- [GOAL] A single number is the answer here: how many lines of the entries contain "hibernate"?

BEGIN

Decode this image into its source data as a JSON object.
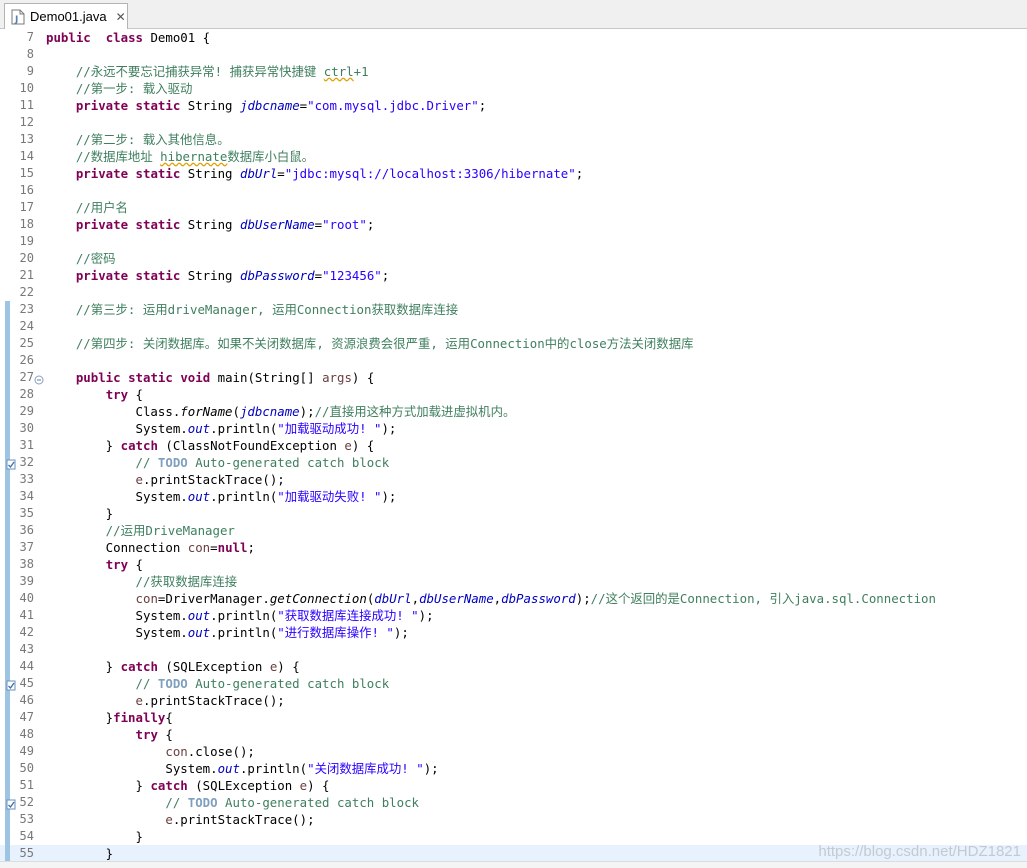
{
  "tab": {
    "label": "Demo01.java",
    "icon": "java-file-icon",
    "close_icon": "close-icon"
  },
  "watermark": "https://blog.csdn.net/HDZ1821",
  "lines": [
    {
      "n": "7",
      "tokens": [
        [
          "kw",
          "public"
        ],
        [
          "",
          "  "
        ],
        [
          "kw",
          "class"
        ],
        [
          "",
          " Demo01 {"
        ]
      ]
    },
    {
      "n": "8",
      "tokens": []
    },
    {
      "n": "9",
      "tokens": [
        [
          "cm",
          "    //永远不要忘记捕获异常! 捕获异常快捷键 "
        ],
        [
          "cmsq",
          "ctrl"
        ],
        [
          "cm",
          "+1"
        ]
      ]
    },
    {
      "n": "10",
      "tokens": [
        [
          "cm",
          "    //第一步: 载入驱动"
        ]
      ]
    },
    {
      "n": "11",
      "tokens": [
        [
          "",
          "    "
        ],
        [
          "kw",
          "private"
        ],
        [
          "",
          " "
        ],
        [
          "kw",
          "static"
        ],
        [
          "",
          " String "
        ],
        [
          "fd",
          "jdbcname"
        ],
        [
          "",
          "="
        ],
        [
          "st",
          "\"com.mysql.jdbc.Driver\""
        ],
        [
          "",
          ";"
        ]
      ]
    },
    {
      "n": "12",
      "tokens": []
    },
    {
      "n": "13",
      "tokens": [
        [
          "cm",
          "    //第二步: 载入其他信息。"
        ]
      ]
    },
    {
      "n": "14",
      "tokens": [
        [
          "cm",
          "    //数据库地址 "
        ],
        [
          "cmsq",
          "hibernate"
        ],
        [
          "cm",
          "数据库小白鼠。"
        ]
      ]
    },
    {
      "n": "15",
      "tokens": [
        [
          "",
          "    "
        ],
        [
          "kw",
          "private"
        ],
        [
          "",
          " "
        ],
        [
          "kw",
          "static"
        ],
        [
          "",
          " String "
        ],
        [
          "fd",
          "dbUrl"
        ],
        [
          "",
          "="
        ],
        [
          "st",
          "\"jdbc:mysql://localhost:3306/hibernate\""
        ],
        [
          "",
          ";"
        ]
      ]
    },
    {
      "n": "16",
      "tokens": []
    },
    {
      "n": "17",
      "tokens": [
        [
          "cm",
          "    //用户名"
        ]
      ]
    },
    {
      "n": "18",
      "tokens": [
        [
          "",
          "    "
        ],
        [
          "kw",
          "private"
        ],
        [
          "",
          " "
        ],
        [
          "kw",
          "static"
        ],
        [
          "",
          " String "
        ],
        [
          "fd",
          "dbUserName"
        ],
        [
          "",
          "="
        ],
        [
          "st",
          "\"root\""
        ],
        [
          "",
          ";"
        ]
      ]
    },
    {
      "n": "19",
      "tokens": []
    },
    {
      "n": "20",
      "tokens": [
        [
          "cm",
          "    //密码"
        ]
      ]
    },
    {
      "n": "21",
      "tokens": [
        [
          "",
          "    "
        ],
        [
          "kw",
          "private"
        ],
        [
          "",
          " "
        ],
        [
          "kw",
          "static"
        ],
        [
          "",
          " String "
        ],
        [
          "fd",
          "dbPassword"
        ],
        [
          "",
          "="
        ],
        [
          "st",
          "\"123456\""
        ],
        [
          "",
          ";"
        ]
      ]
    },
    {
      "n": "22",
      "tokens": []
    },
    {
      "n": "23",
      "tokens": [
        [
          "cm",
          "    //第三步: 运用driveManager, 运用Connection获取数据库连接"
        ]
      ]
    },
    {
      "n": "24",
      "tokens": []
    },
    {
      "n": "25",
      "tokens": [
        [
          "cm",
          "    //第四步: 关闭数据库。如果不关闭数据库, 资源浪费会很严重, 运用Connection中的close方法关闭数据库"
        ]
      ]
    },
    {
      "n": "26",
      "tokens": []
    },
    {
      "n": "27",
      "tokens": [
        [
          "",
          "    "
        ],
        [
          "kw",
          "public"
        ],
        [
          "",
          " "
        ],
        [
          "kw",
          "static"
        ],
        [
          "",
          " "
        ],
        [
          "kw",
          "void"
        ],
        [
          "",
          " main(String[] "
        ],
        [
          "vr",
          "args"
        ],
        [
          "",
          ") {"
        ]
      ]
    },
    {
      "n": "28",
      "tokens": [
        [
          "",
          "        "
        ],
        [
          "kw",
          "try"
        ],
        [
          "",
          " {"
        ]
      ]
    },
    {
      "n": "29",
      "tokens": [
        [
          "",
          "            Class."
        ],
        [
          "sm",
          "forName"
        ],
        [
          "",
          "("
        ],
        [
          "fd",
          "jdbcname"
        ],
        [
          "",
          ");"
        ],
        [
          "cm",
          "//直接用这种方式加载进虚拟机内。"
        ]
      ]
    },
    {
      "n": "30",
      "tokens": [
        [
          "",
          "            System."
        ],
        [
          "so",
          "out"
        ],
        [
          "",
          ".println("
        ],
        [
          "st",
          "\"加载驱动成功! \""
        ],
        [
          "",
          ");"
        ]
      ]
    },
    {
      "n": "31",
      "tokens": [
        [
          "",
          "        } "
        ],
        [
          "kw",
          "catch"
        ],
        [
          "",
          " (ClassNotFoundException "
        ],
        [
          "vr",
          "e"
        ],
        [
          "",
          ") {"
        ]
      ]
    },
    {
      "n": "32",
      "tokens": [
        [
          "cm",
          "            // "
        ],
        [
          "td",
          "TODO"
        ],
        [
          "cm",
          " Auto-generated catch block"
        ]
      ]
    },
    {
      "n": "33",
      "tokens": [
        [
          "",
          "            "
        ],
        [
          "vr",
          "e"
        ],
        [
          "",
          ".printStackTrace();"
        ]
      ]
    },
    {
      "n": "34",
      "tokens": [
        [
          "",
          "            System."
        ],
        [
          "so",
          "out"
        ],
        [
          "",
          ".println("
        ],
        [
          "st",
          "\"加载驱动失败! \""
        ],
        [
          "",
          ");"
        ]
      ]
    },
    {
      "n": "35",
      "tokens": [
        [
          "",
          "        }"
        ]
      ]
    },
    {
      "n": "36",
      "tokens": [
        [
          "cm",
          "        //运用DriveManager"
        ]
      ]
    },
    {
      "n": "37",
      "tokens": [
        [
          "",
          "        Connection "
        ],
        [
          "vr",
          "con"
        ],
        [
          "",
          "="
        ],
        [
          "kw",
          "null"
        ],
        [
          "",
          ";"
        ]
      ]
    },
    {
      "n": "38",
      "tokens": [
        [
          "",
          "        "
        ],
        [
          "kw",
          "try"
        ],
        [
          "",
          " {"
        ]
      ]
    },
    {
      "n": "39",
      "tokens": [
        [
          "cm",
          "            //获取数据库连接"
        ]
      ]
    },
    {
      "n": "40",
      "tokens": [
        [
          "",
          "            "
        ],
        [
          "vr",
          "con"
        ],
        [
          "",
          "=DriverManager."
        ],
        [
          "sm",
          "getConnection"
        ],
        [
          "",
          "("
        ],
        [
          "fd",
          "dbUrl"
        ],
        [
          "",
          ","
        ],
        [
          "fd",
          "dbUserName"
        ],
        [
          "",
          ","
        ],
        [
          "fd",
          "dbPassword"
        ],
        [
          "",
          ");"
        ],
        [
          "cm",
          "//这个返回的是Connection, 引入java.sql.Connection"
        ]
      ]
    },
    {
      "n": "41",
      "tokens": [
        [
          "",
          "            System."
        ],
        [
          "so",
          "out"
        ],
        [
          "",
          ".println("
        ],
        [
          "st",
          "\"获取数据库连接成功! \""
        ],
        [
          "",
          ");"
        ]
      ]
    },
    {
      "n": "42",
      "tokens": [
        [
          "",
          "            System."
        ],
        [
          "so",
          "out"
        ],
        [
          "",
          ".println("
        ],
        [
          "st",
          "\"进行数据库操作! \""
        ],
        [
          "",
          ");"
        ]
      ]
    },
    {
      "n": "43",
      "tokens": []
    },
    {
      "n": "44",
      "tokens": [
        [
          "",
          "        } "
        ],
        [
          "kw",
          "catch"
        ],
        [
          "",
          " (SQLException "
        ],
        [
          "vr",
          "e"
        ],
        [
          "",
          ") {"
        ]
      ]
    },
    {
      "n": "45",
      "tokens": [
        [
          "cm",
          "            // "
        ],
        [
          "td",
          "TODO"
        ],
        [
          "cm",
          " Auto-generated catch block"
        ]
      ]
    },
    {
      "n": "46",
      "tokens": [
        [
          "",
          "            "
        ],
        [
          "vr",
          "e"
        ],
        [
          "",
          ".printStackTrace();"
        ]
      ]
    },
    {
      "n": "47",
      "tokens": [
        [
          "",
          "        }"
        ],
        [
          "kw",
          "finally"
        ],
        [
          "",
          "{"
        ]
      ]
    },
    {
      "n": "48",
      "tokens": [
        [
          "",
          "            "
        ],
        [
          "kw",
          "try"
        ],
        [
          "",
          " {"
        ]
      ]
    },
    {
      "n": "49",
      "tokens": [
        [
          "",
          "                "
        ],
        [
          "vr",
          "con"
        ],
        [
          "",
          ".close();"
        ]
      ]
    },
    {
      "n": "50",
      "tokens": [
        [
          "",
          "                System."
        ],
        [
          "so",
          "out"
        ],
        [
          "",
          ".println("
        ],
        [
          "st",
          "\"关闭数据库成功! \""
        ],
        [
          "",
          ");"
        ]
      ]
    },
    {
      "n": "51",
      "tokens": [
        [
          "",
          "            } "
        ],
        [
          "kw",
          "catch"
        ],
        [
          "",
          " (SQLException "
        ],
        [
          "vr",
          "e"
        ],
        [
          "",
          ") {"
        ]
      ]
    },
    {
      "n": "52",
      "tokens": [
        [
          "cm",
          "                // "
        ],
        [
          "td",
          "TODO"
        ],
        [
          "cm",
          " Auto-generated catch block"
        ]
      ]
    },
    {
      "n": "53",
      "tokens": [
        [
          "",
          "                "
        ],
        [
          "vr",
          "e"
        ],
        [
          "",
          ".printStackTrace();"
        ]
      ]
    },
    {
      "n": "54",
      "tokens": [
        [
          "",
          "            }"
        ]
      ]
    },
    {
      "n": "55",
      "tokens": [
        [
          "",
          "        }"
        ]
      ]
    }
  ],
  "current_line": "55",
  "fold_lines": [
    "27"
  ],
  "task_lines": [
    "32",
    "45",
    "52"
  ],
  "colors": {
    "keyword": "#7f0055",
    "comment": "#3f7f5f",
    "string": "#2a00ff",
    "field": "#0000c0",
    "task_tag": "#7f9fbf",
    "current_line_bg": "#e8f2fe",
    "change_marker": "#9ec4e4"
  }
}
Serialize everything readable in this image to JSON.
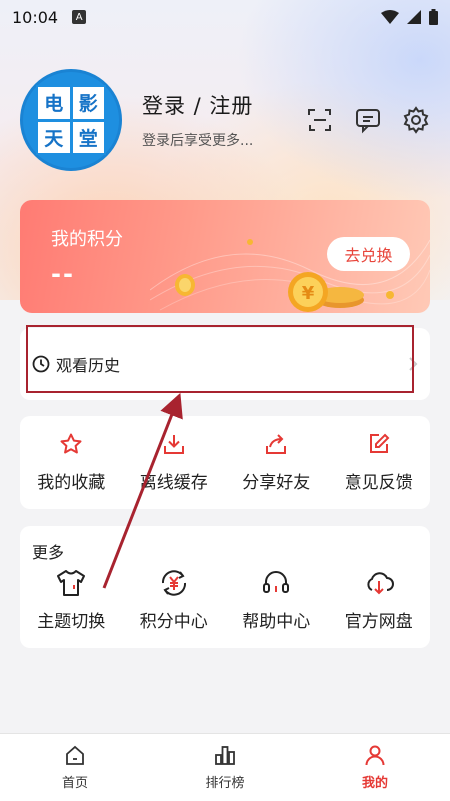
{
  "status_bar": {
    "time": "10:04",
    "notification_badge": "A"
  },
  "profile": {
    "avatar_chars": [
      "电",
      "影",
      "天",
      "堂"
    ],
    "login_title": "登录 / 注册",
    "login_subtitle": "登录后享受更多..."
  },
  "points": {
    "title": "我的积分",
    "value": "--",
    "redeem_label": "去兑换"
  },
  "history": {
    "label": "观看历史"
  },
  "quick_actions": [
    {
      "label": "我的收藏",
      "icon": "star-icon"
    },
    {
      "label": "离线缓存",
      "icon": "download-icon"
    },
    {
      "label": "分享好友",
      "icon": "share-icon"
    },
    {
      "label": "意见反馈",
      "icon": "edit-icon"
    }
  ],
  "more": {
    "title": "更多",
    "items": [
      {
        "label": "主题切换",
        "icon": "tshirt-icon"
      },
      {
        "label": "积分中心",
        "icon": "yuan-refresh-icon"
      },
      {
        "label": "帮助中心",
        "icon": "headset-icon"
      },
      {
        "label": "官方网盘",
        "icon": "cloud-download-icon"
      }
    ]
  },
  "tabs": [
    {
      "label": "首页",
      "icon": "home-icon"
    },
    {
      "label": "排行榜",
      "icon": "bar-chart-icon"
    },
    {
      "label": "我的",
      "icon": "person-icon",
      "active": true
    }
  ],
  "colors": {
    "accent": "#e53935",
    "highlight_box": "#a8232f",
    "card_gradient_start": "#ff7b73"
  }
}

END

- [RESULT OF THIS EXERCISE] 2